• CHALLENGE: Pick up the essay below on how the word "terrorism" gets redefined, and extend it with a few more paragraphs after its last sentence.

— begin SELECTION —

Cole expands on this point by asking if the BLM protests are a “righteous reckoning for a racist country that warrants the enormous personal and communal sacrifices that innocent bystanders are involuntarily made to offer”, or are they instead the “lamentable manipulation and exploitation of well-intentioned citizens by a cynical cultural Marxist conspiracy with designs to overthrow the Republic”?
Why all these questions and rethinks? I read an article recently by Fintan O’Toole that got the old brain gears churning. In the article O’Toole writes about how the term “war on terror” has been redefined over the years. The term was originally designed by the Bush government to essentially create a permanent state of psychic emergency so as to justify military action anywhere on the planet. However, it has recently been redefined in such a dastardly way by the Orange Wrecking Ball, also known as President Trump.
The article also reminded me of a short excerpt from the brilliant book Unspeak by Steven Poole. Poole touches on the point that, if we all agree that society is best served by rational debate conducted in honest language, then it becomes vital that we all originate from a common understanding. Otherwise we could end up divided by rhetoric, and God only knows what that would look like. Both the book excerpt and an excerpt from the article are presented below. As always, both are well worth reading in full. As best as one can in these sorts of situations, enjoy…
The Unpresident And The Unredeemed Promise
Fintan O’Toole, 23 Jul 2020, nybooks.com
Trump was right in one sense: the war on terror has always been a war of definition, and for every US administration since September 11, that power of definition is arbitrary. You can call “whatever you want” terrorism—or not. The semantics are the keys that unlock a vast array of state capacities, up to and including the right to kidnap and imprison people indefinitely without trial, to conduct summary executions, and to invade foreign countries and overthrow their governments. Authoritarian regimes abroad grasped this quickly—once you define your critics as “terrorists,” there is no need for even the pretense of due process. Conversely, if you refrain from using the word, those you approve of—for example, armed white men invading the Michigan state capitol—enjoy complete impunity.
The Republicans wasted no time in exploiting that power of definition: they deliberately subverted the distinction between peaceful protesters and looters, and labeled them all terrorists. This was not merely an example of Trumpian hyperbole—the term was used by many senior Republicans including, most ominously, in a written statement of May 31, by Attorney General William Barr announcing that “to identify criminal organizers and instigators, and to coordinate federal resources with our state and local partners, federal law enforcement is using our existing network of 56 regional FBI Joint Terrorism Task Forces.”
Trump, however, extended the “terrorist” label, not just to “criminal organizers” of violence but also explicitly to the peaceful protesters who were assaulted with chemical sprays, rubber bullets, and flash bombs on Lafayette Square, to clear the way for his Bible-waving stunt at St. John’s Church. On June 4 he tweeted a copy of a letter “from respected retired Marine and Super Star lawyer, John Dowd” with the instruction: “Read it!” Dowd, in this open letter of rebuke to the former defense secretary James Mattis for his criticism of Trump, claimed that “the phony protesters near Lafayette were not peaceful and are not real. They are terrorists using idle hate filled students to burn and destroy.” The logic is clear: the FBI’s terrorism task forces can and should use their sweeping powers and immense resources to investigate the protesters.

— end SELECTION —
— begin DATA —

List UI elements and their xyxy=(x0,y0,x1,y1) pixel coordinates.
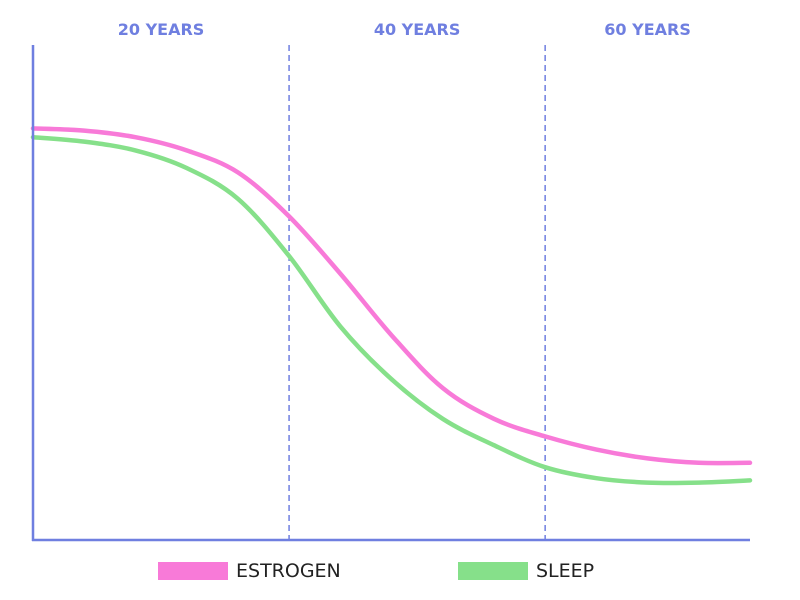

— end DATA —

• EXERCISE OUTPUT:
And those protesters can also be assaulted on the streets by the police and by uniformed men who are not identified (either collectively or individually) and are therefore impossible to hold to account. In response to images showing police in Buffalo push over and seriously injure a seventy-five-year-old man, Martin Gugino, Trump tweeted that “Buffalo protester shoved by Police could be an ANTIFA provocateur…Could be a set up?” Trump had already declared his intention to designate “ANTIFA as a Terrorist Organization.” But since Antifa does not actually exist as an organization, anyone engaged in protest “could be” a terrorist. This possibility is enough to make every public opponent of Trump’s regime a legitimate target for state violence. If and when that assault happens, moreover, it is not real. The victim staged it.
This is the final overflow from unfinished war. The word that once described Osama bin Laden and the killers of innocent Americans now extends to citizens protesting the killing of innocent fellow Americans. The concept that is not defined—terrorism—is not bounded. In particular it is not bounded by constitutional or democratic values. Trump, Barr, and the Republicans have cleared the way for a great homecoming: the war on terror, with all of its weapons for the mass destruction of legality, is being fully repatriated.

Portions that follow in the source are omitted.